• [Problem]
Pull out from the material below all lines with "docente".

[Saved entries]
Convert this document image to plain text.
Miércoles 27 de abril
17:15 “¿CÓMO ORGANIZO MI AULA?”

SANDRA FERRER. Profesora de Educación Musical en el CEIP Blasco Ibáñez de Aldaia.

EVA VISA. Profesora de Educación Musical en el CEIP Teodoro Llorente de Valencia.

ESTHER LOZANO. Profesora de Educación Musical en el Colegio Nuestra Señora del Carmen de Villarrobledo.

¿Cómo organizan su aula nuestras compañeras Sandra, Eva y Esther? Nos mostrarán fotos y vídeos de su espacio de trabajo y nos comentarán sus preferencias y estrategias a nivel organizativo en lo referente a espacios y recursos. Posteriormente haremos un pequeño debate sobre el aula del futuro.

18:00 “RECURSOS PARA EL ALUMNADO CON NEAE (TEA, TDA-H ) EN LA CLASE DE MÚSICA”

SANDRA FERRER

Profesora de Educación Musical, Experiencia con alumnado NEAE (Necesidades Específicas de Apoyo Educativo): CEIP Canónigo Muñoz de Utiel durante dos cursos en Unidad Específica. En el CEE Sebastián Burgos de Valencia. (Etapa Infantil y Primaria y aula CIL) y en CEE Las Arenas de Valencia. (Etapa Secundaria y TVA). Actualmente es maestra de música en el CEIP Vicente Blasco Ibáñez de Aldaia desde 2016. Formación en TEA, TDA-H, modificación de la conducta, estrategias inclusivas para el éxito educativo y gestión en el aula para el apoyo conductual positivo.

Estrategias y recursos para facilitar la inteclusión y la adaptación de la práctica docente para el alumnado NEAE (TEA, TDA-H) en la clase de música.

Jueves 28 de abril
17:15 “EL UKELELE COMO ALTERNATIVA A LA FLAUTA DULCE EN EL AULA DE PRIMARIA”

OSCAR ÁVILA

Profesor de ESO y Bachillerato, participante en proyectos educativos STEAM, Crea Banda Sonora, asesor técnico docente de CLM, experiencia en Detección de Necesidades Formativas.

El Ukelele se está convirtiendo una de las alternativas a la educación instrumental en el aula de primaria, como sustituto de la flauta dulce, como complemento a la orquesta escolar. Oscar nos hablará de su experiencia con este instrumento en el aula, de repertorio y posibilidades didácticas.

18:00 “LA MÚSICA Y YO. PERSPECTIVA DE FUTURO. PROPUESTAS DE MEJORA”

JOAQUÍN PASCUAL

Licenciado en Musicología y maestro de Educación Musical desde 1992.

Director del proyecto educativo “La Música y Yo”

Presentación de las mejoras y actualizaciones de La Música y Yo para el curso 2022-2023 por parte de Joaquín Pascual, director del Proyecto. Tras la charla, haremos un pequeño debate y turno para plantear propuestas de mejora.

• [Solution for this task]
Estrategias y recursos para facilitar la inteclusión y la adaptación de la práctica docente para el alumnado NEAE (TEA, TDA-H) en la clase de música.
Profesor de ESO y Bachillerato, participante en proyectos educativos STEAM, Crea Banda Sonora, asesor técnico docente de CLM, experiencia en Detección de Necesidades Formativas.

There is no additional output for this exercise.